— Extracted material —
►

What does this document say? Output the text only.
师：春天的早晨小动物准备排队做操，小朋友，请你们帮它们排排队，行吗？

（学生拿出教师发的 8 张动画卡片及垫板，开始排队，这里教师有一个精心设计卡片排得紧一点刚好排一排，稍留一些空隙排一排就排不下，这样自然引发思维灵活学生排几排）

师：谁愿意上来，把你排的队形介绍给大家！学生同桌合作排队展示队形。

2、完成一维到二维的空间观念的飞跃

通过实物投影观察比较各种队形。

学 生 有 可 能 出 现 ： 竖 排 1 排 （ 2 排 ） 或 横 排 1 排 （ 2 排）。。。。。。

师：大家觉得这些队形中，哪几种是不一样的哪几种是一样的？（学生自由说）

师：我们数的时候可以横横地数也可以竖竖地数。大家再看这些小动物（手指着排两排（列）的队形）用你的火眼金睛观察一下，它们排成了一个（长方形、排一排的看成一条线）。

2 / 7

◄
►

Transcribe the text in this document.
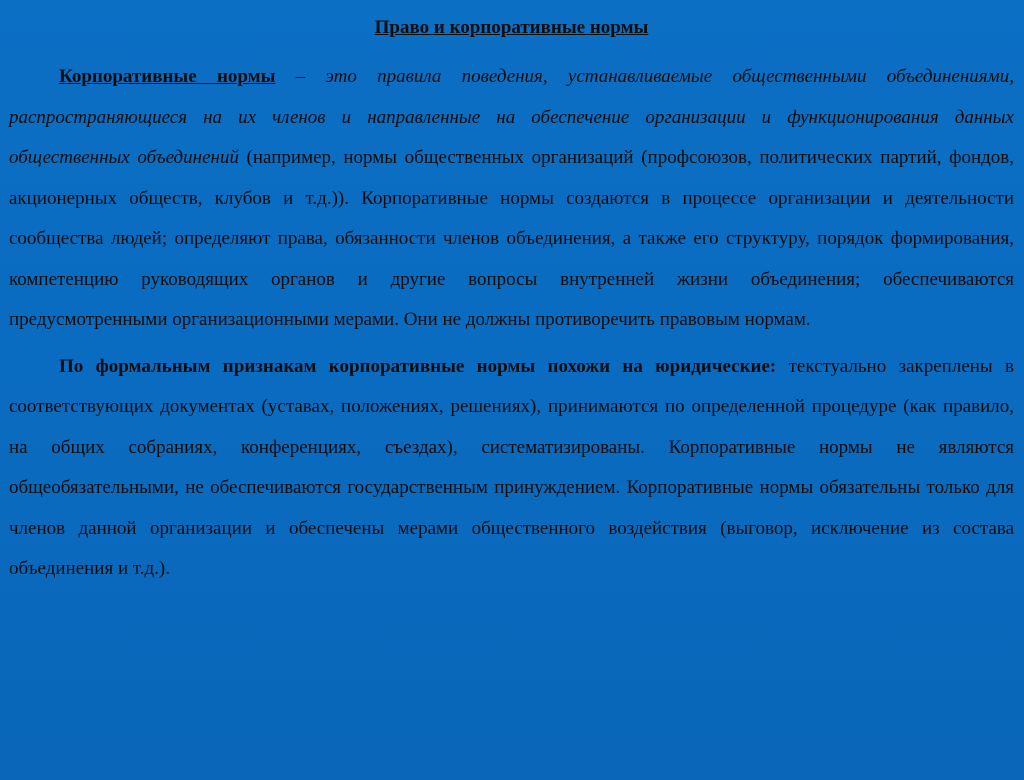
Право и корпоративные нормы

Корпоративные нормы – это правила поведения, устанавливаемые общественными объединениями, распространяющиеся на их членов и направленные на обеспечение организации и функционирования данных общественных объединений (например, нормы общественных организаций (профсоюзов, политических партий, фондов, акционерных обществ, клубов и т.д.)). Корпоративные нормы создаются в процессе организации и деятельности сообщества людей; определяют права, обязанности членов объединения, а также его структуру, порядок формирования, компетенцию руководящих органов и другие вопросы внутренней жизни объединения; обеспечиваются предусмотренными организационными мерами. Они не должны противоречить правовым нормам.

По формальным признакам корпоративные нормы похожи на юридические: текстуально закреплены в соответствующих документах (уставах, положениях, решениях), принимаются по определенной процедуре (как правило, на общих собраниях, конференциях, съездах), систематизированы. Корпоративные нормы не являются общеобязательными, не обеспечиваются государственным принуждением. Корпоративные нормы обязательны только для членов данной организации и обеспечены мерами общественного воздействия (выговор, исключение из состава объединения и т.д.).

◄

— Goal —
Where a line holds the string "text", copy that line.

— Solution to the problem —
What does this document say? Output the text only.
Transcribe the text in this document.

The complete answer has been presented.